- EXERCISE REQUIREMENTS
Among the lines below, count those with "онлайн". Give the total alone.

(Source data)

— begin —

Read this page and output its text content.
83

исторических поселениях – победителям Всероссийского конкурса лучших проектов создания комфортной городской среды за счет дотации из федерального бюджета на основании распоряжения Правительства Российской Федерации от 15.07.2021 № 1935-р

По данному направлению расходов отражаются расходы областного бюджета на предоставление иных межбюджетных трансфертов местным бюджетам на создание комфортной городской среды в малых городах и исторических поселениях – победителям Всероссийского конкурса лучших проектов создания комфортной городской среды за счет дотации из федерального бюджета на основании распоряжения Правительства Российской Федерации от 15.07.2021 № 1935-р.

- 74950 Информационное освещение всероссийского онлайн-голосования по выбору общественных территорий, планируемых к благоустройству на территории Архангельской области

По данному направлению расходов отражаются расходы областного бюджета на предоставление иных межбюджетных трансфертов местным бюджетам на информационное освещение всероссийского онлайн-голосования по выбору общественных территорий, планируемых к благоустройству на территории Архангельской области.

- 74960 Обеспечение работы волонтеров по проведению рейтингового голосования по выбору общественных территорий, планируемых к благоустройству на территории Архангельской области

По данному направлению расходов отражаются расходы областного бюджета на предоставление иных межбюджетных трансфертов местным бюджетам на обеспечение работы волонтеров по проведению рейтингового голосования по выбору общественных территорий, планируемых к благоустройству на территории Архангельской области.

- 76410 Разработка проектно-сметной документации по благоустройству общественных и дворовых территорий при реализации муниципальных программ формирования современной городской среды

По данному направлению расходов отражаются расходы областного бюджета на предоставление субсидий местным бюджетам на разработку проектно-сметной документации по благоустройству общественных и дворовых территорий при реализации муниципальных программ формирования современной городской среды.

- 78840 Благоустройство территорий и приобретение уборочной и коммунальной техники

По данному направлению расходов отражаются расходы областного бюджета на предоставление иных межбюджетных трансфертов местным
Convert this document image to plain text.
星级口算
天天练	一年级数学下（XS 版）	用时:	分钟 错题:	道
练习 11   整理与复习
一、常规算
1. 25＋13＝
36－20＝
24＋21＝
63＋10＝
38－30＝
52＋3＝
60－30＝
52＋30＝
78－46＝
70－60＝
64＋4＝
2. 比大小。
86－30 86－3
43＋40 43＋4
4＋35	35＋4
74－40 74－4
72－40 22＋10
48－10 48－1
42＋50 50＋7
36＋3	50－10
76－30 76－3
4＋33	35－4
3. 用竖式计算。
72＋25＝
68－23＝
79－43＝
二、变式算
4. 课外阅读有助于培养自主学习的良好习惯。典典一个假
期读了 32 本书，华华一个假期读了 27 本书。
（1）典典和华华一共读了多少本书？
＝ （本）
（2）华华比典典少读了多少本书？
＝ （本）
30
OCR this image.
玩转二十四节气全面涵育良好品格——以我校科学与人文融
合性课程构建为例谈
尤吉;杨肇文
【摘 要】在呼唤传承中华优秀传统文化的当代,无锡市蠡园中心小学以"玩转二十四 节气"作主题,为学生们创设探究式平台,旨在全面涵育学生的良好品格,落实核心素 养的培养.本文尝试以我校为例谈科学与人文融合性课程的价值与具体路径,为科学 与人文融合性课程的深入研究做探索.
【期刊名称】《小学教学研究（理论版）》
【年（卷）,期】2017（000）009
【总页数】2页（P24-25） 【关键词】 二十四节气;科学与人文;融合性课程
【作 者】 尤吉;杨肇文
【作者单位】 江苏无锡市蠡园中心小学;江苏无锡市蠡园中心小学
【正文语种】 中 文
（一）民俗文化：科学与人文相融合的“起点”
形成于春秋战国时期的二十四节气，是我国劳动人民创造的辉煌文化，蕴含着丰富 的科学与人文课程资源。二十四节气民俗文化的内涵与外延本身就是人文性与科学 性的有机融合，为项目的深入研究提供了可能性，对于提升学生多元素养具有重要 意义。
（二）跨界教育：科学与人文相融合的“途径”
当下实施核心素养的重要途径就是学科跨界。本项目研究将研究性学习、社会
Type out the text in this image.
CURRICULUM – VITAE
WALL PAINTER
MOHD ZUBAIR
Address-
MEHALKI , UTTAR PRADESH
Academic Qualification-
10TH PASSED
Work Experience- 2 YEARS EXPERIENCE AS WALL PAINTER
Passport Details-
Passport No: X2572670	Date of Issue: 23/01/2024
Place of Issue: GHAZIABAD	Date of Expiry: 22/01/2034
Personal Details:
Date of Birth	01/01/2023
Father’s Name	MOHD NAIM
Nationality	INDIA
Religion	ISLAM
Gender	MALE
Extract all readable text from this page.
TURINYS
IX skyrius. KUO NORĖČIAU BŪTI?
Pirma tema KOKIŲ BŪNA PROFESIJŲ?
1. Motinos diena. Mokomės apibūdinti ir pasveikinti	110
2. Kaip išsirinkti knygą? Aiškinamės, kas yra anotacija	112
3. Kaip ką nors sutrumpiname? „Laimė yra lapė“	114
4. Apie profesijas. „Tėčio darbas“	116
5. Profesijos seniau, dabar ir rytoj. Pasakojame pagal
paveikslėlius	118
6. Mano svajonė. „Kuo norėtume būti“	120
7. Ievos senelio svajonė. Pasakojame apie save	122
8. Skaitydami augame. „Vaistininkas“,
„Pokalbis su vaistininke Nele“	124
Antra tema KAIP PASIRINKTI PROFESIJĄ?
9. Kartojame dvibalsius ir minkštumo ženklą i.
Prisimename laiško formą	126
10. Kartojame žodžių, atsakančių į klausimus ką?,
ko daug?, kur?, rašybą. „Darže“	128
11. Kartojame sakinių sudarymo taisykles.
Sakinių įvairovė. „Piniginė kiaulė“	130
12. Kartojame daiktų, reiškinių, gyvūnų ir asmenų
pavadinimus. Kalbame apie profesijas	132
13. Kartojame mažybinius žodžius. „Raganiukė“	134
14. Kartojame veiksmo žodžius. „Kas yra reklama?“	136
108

— end —

- OUTPUT
2